══ Data in this exercise ══
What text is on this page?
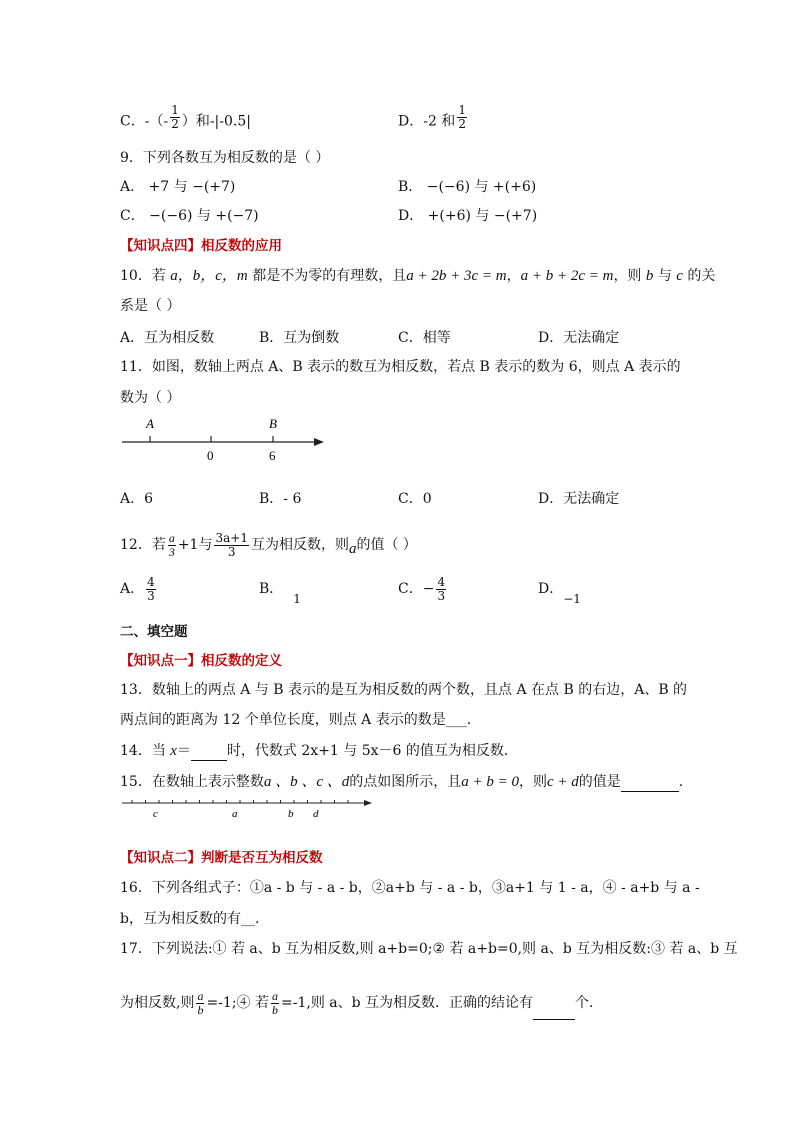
C．-（- $\frac{1}{2}$ ）和-|-0.5|	D．-2 和 $\frac{1}{2}$
9．下列各数互为相反数的是（ ）
A． +7 与 −(+7)	B． −(−6) 与 +(+6)
C． −(−6) 与 +(−7)	D． +(+6) 与 −(+7)
【知识点四】相反数的应用
10．若 a，b，c，m 都是不为零的有理数，且a + 2b + 3c = m，a + b + 2c = m，则 b 与 c 的关
系是（ ）
A．互为相反数	B．互为倒数	C．相等	D．无法确定
11．如图，数轴上两点 A、B 表示的数互为相反数，若点 B 表示的数为 6，则点 A 表示的
数为（ ）
A	B
0	6
A．6	B．- 6	C．0	D．无法确定
12．若 $\frac{a}{3} +1$与 $\frac{3a+1}{3}$ 互为相反数，则a的值（ ）
A． $\frac{4}{3}$	B．1
C．− $\frac{4}{3}$	D．−1
二、填空题
【知识点一】相反数的定义
13．数轴上的两点 A 与 B 表示的是互为相反数的两个数，且点 A 在点 B 的右边，A、B 的
两点间的距离为 12 个单位长度，则点 A 表示的数是___.
14．当 x＝	时，代数式 2x+1 与 5x－6 的值互为相反数．
15．在数轴上表示整数a 、b 、c 、d的点如图所示，且a + b = 0，则c + d的值是	.
c	a	b d
【知识点二】判断是否互为相反数
16．下列各组式子：①a - b 与 - a - b，②a+b 与 - a - b，③a+1 与 1 - a，④ - a+b 与 a -
b，互为相反数的有__.
17．下列说法:① 若 a、b 互为相反数,则 a+b=0;② 若 a+b=0,则 a、b 互为相反数:③ 若 a、b 互
为相反数,则 $\frac{a}{b}$ =-1;④ 若 $\frac{a}{b} =-1$,则 a、b 互为相反数．正确的结论有	个.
═══
- Exercise:
Your job is to transcribe the entries above exactly; skip the pictures.

- Output for this task:
What text is on this page?
C．-（- $\frac{1}{2}$ ）和-|-0.5|	D．-2 和 $\frac{1}{2}$
9．下列各数互为相反数的是（ ）
A． +7 与 −(+7)	B． −(−6) 与 +(+6)
C． −(−6) 与 +(−7)	D． +(+6) 与 −(+7)
【知识点四】相反数的应用
10．若 a，b，c，m 都是不为零的有理数，且a + 2b + 3c = m，a + b + 2c = m，则 b 与 c 的关
系是（ ）
A．互为相反数	B．互为倒数	C．相等	D．无法确定
11．如图，数轴上两点 A、B 表示的数互为相反数，若点 B 表示的数为 6，则点 A 表示的
数为（ ）
A	B
0	6
A．6	B．- 6	C．0	D．无法确定
12．若 $\frac{a}{3} +1$与 $\frac{3a+1}{3}$ 互为相反数，则a的值（ ）
A． $\frac{4}{3}$	B．1
C．− $\frac{4}{3}$	D．−1
二、填空题
【知识点一】相反数的定义
13．数轴上的两点 A 与 B 表示的是互为相反数的两个数，且点 A 在点 B 的右边，A、B 的
两点间的距离为 12 个单位长度，则点 A 表示的数是___.
14．当 x＝	时，代数式 2x+1 与 5x－6 的值互为相反数．
15．在数轴上表示整数a 、b 、c 、d的点如图所示，且a + b = 0，则c + d的值是	.
c	a	b d
【知识点二】判断是否互为相反数
16．下列各组式子：①a - b 与 - a - b，②a+b 与 - a - b，③a+1 与 1 - a，④ - a+b 与 a -
b，互为相反数的有__.
17．下列说法:① 若 a、b 互为相反数,则 a+b=0;② 若 a+b=0,则 a、b 互为相反数:③ 若 a、b 互
为相反数,则 $\frac{a}{b}$ =-1;④ 若 $\frac{a}{b} =-1$,则 a、b 互为相反数．正确的结论有	个.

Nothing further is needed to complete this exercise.